## Begin Extracted entries
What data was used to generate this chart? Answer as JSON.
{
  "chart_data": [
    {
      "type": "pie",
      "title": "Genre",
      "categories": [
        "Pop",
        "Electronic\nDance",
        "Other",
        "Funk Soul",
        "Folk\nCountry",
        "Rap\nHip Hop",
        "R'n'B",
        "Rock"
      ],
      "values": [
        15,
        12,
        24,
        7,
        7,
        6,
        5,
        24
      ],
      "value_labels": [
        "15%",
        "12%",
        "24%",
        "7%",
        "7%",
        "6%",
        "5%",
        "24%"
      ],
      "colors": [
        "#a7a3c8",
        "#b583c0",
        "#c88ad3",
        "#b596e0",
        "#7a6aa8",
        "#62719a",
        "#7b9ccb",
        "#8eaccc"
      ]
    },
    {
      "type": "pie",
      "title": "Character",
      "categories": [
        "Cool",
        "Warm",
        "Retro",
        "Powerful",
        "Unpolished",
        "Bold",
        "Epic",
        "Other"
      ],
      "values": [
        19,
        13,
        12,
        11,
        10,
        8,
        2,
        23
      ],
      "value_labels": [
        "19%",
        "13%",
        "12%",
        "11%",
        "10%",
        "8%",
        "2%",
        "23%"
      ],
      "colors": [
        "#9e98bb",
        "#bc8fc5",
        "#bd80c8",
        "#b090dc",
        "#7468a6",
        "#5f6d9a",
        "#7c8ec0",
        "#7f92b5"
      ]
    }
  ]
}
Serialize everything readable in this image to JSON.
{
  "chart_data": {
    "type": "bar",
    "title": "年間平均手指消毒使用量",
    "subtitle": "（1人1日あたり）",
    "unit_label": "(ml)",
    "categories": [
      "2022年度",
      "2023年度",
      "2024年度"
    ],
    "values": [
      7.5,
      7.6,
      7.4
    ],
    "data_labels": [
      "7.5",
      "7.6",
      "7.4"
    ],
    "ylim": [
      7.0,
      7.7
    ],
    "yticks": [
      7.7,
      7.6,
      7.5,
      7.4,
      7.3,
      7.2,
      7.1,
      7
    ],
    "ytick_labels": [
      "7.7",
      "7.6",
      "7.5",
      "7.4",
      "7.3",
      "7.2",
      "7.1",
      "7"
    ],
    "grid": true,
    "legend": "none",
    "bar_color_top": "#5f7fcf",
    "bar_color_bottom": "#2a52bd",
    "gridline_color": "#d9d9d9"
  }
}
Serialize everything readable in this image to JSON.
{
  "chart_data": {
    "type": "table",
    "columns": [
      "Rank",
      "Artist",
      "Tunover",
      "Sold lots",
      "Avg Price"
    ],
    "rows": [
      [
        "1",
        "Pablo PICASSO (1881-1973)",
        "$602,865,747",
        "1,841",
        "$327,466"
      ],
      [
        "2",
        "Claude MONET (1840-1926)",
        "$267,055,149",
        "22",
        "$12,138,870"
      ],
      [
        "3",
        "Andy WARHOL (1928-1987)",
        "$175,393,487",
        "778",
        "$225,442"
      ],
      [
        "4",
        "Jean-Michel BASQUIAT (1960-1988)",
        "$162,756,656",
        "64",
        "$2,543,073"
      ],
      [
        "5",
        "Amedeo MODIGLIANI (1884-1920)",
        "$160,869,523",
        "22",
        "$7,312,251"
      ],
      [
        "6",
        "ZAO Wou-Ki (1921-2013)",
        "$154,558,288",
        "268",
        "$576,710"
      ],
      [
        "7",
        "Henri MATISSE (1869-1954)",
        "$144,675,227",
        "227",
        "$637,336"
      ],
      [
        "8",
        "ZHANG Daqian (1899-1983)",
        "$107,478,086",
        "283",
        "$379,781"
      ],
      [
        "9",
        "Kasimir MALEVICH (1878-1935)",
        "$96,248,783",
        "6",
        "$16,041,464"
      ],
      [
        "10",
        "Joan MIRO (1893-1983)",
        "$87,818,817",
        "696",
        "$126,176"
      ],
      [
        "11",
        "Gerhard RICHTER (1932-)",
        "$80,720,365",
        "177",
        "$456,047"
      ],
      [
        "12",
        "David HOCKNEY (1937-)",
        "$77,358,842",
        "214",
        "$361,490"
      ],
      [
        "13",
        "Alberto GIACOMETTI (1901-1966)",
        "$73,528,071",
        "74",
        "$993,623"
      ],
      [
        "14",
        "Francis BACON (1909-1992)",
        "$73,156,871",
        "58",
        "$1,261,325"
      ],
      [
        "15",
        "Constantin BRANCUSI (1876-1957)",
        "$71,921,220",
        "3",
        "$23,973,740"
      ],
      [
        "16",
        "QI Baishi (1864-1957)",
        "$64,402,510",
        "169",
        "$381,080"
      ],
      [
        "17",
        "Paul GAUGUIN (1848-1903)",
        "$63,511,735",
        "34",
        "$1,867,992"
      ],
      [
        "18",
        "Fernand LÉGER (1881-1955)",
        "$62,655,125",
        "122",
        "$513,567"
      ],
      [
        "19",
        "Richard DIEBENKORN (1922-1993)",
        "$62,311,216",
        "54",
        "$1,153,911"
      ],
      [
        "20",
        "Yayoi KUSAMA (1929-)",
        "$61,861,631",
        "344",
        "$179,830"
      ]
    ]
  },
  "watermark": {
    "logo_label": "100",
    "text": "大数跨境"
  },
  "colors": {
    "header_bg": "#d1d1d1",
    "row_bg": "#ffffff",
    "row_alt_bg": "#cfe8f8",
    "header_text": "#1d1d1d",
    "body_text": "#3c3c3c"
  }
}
## End Extracted entries
→ **Prompt**
Write out the full listing, keeping every line exactly as it is.

→ **Solution to the exercise**
What data was used to generate this chart? Answer as JSON.
{
  "chart_data": [
    {
      "type": "pie",
      "title": "Genre",
      "categories": [
        "Pop",
        "Electronic\nDance",
        "Other",
        "Funk Soul",
        "Folk\nCountry",
        "Rap\nHip Hop",
        "R'n'B",
        "Rock"
      ],
      "values": [
        15,
        12,
        24,
        7,
        7,
        6,
        5,
        24
      ],
      "value_labels": [
        "15%",
        "12%",
        "24%",
        "7%",
        "7%",
        "6%",
        "5%",
        "24%"
      ],
      "colors": [
        "#a7a3c8",
        "#b583c0",
        "#c88ad3",
        "#b596e0",
        "#7a6aa8",
        "#62719a",
        "#7b9ccb",
        "#8eaccc"
      ]
    },
    {
      "type": "pie",
      "title": "Character",
      "categories": [
        "Cool",
        "Warm",
        "Retro",
        "Powerful",
        "Unpolished",
        "Bold",
        "Epic",
        "Other"
      ],
      "values": [
        19,
        13,
        12,
        11,
        10,
        8,
        2,
        23
      ],
      "value_labels": [
        "19%",
        "13%",
        "12%",
        "11%",
        "10%",
        "8%",
        "2%",
        "23%"
      ],
      "colors": [
        "#9e98bb",
        "#bc8fc5",
        "#bd80c8",
        "#b090dc",
        "#7468a6",
        "#5f6d9a",
        "#7c8ec0",
        "#7f92b5"
      ]
    }
  ]
}
Serialize everything readable in this image to JSON.
{
  "chart_data": {
    "type": "bar",
    "title": "年間平均手指消毒使用量",
    "subtitle": "（1人1日あたり）",
    "unit_label": "(ml)",
    "categories": [
      "2022年度",
      "2023年度",
      "2024年度"
    ],
    "values": [
      7.5,
      7.6,
      7.4
    ],
    "data_labels": [
      "7.5",
      "7.6",
      "7.4"
    ],
    "ylim": [
      7.0,
      7.7
    ],
    "yticks": [
      7.7,
      7.6,
      7.5,
      7.4,
      7.3,
      7.2,
      7.1,
      7
    ],
    "ytick_labels": [
      "7.7",
      "7.6",
      "7.5",
      "7.4",
      "7.3",
      "7.2",
      "7.1",
      "7"
    ],
    "grid": true,
    "legend": "none",
    "bar_color_top": "#5f7fcf",
    "bar_color_bottom": "#2a52bd",
    "gridline_color": "#d9d9d9"
  }
}
Serialize everything readable in this image to JSON.
{
  "chart_data": {
    "type": "table",
    "columns": [
      "Rank",
      "Artist",
      "Tunover",
      "Sold lots",
      "Avg Price"
    ],
    "rows": [
      [
        "1",
        "Pablo PICASSO (1881-1973)",
        "$602,865,747",
        "1,841",
        "$327,466"
      ],
      [
        "2",
        "Claude MONET (1840-1926)",
        "$267,055,149",
        "22",
        "$12,138,870"
      ],
      [
        "3",
        "Andy WARHOL (1928-1987)",
        "$175,393,487",
        "778",
        "$225,442"
      ],
      [
        "4",
        "Jean-Michel BASQUIAT (1960-1988)",
        "$162,756,656",
        "64",
        "$2,543,073"
      ],
      [
        "5",
        "Amedeo MODIGLIANI (1884-1920)",
        "$160,869,523",
        "22",
        "$7,312,251"
      ],
      [
        "6",
        "ZAO Wou-Ki (1921-2013)",
        "$154,558,288",
        "268",
        "$576,710"
      ],
      [
        "7",
        "Henri MATISSE (1869-1954)",
        "$144,675,227",
        "227",
        "$637,336"
      ],
      [
        "8",
        "ZHANG Daqian (1899-1983)",
        "$107,478,086",
        "283",
        "$379,781"
      ],
      [
        "9",
        "Kasimir MALEVICH (1878-1935)",
        "$96,248,783",
        "6",
        "$16,041,464"
      ],
      [
        "10",
        "Joan MIRO (1893-1983)",
        "$87,818,817",
        "696",
        "$126,176"
      ],
      [
        "11",
        "Gerhard RICHTER (1932-)",
        "$80,720,365",
        "177",
        "$456,047"
      ],
      [
        "12",
        "David HOCKNEY (1937-)",
        "$77,358,842",
        "214",
        "$361,490"
      ],
      [
        "13",
        "Alberto GIACOMETTI (1901-1966)",
        "$73,528,071",
        "74",
        "$993,623"
      ],
      [
        "14",
        "Francis BACON (1909-1992)",
        "$73,156,871",
        "58",
        "$1,261,325"
      ],
      [
        "15",
        "Constantin BRANCUSI (1876-1957)",
        "$71,921,220",
        "3",
        "$23,973,740"
      ],
      [
        "16",
        "QI Baishi (1864-1957)",
        "$64,402,510",
        "169",
        "$381,080"
      ],
      [
        "17",
        "Paul GAUGUIN (1848-1903)",
        "$63,511,735",
        "34",
        "$1,867,992"
      ],
      [
        "18",
        "Fernand LÉGER (1881-1955)",
        "$62,655,125",
        "122",
        "$513,567"
      ],
      [
        "19",
        "Richard DIEBENKORN (1922-1993)",
        "$62,311,216",
        "54",
        "$1,153,911"
      ],
      [
        "20",
        "Yayoi KUSAMA (1929-)",
        "$61,861,631",
        "344",
        "$179,830"
      ]
    ]
  },
  "watermark": {
    "logo_label": "100",
    "text": "大数跨境"
  },
  "colors": {
    "header_bg": "#d1d1d1",
    "row_bg": "#ffffff",
    "row_alt_bg": "#cfe8f8",
    "header_text": "#1d1d1d",
    "body_text": "#3c3c3c"
  }
}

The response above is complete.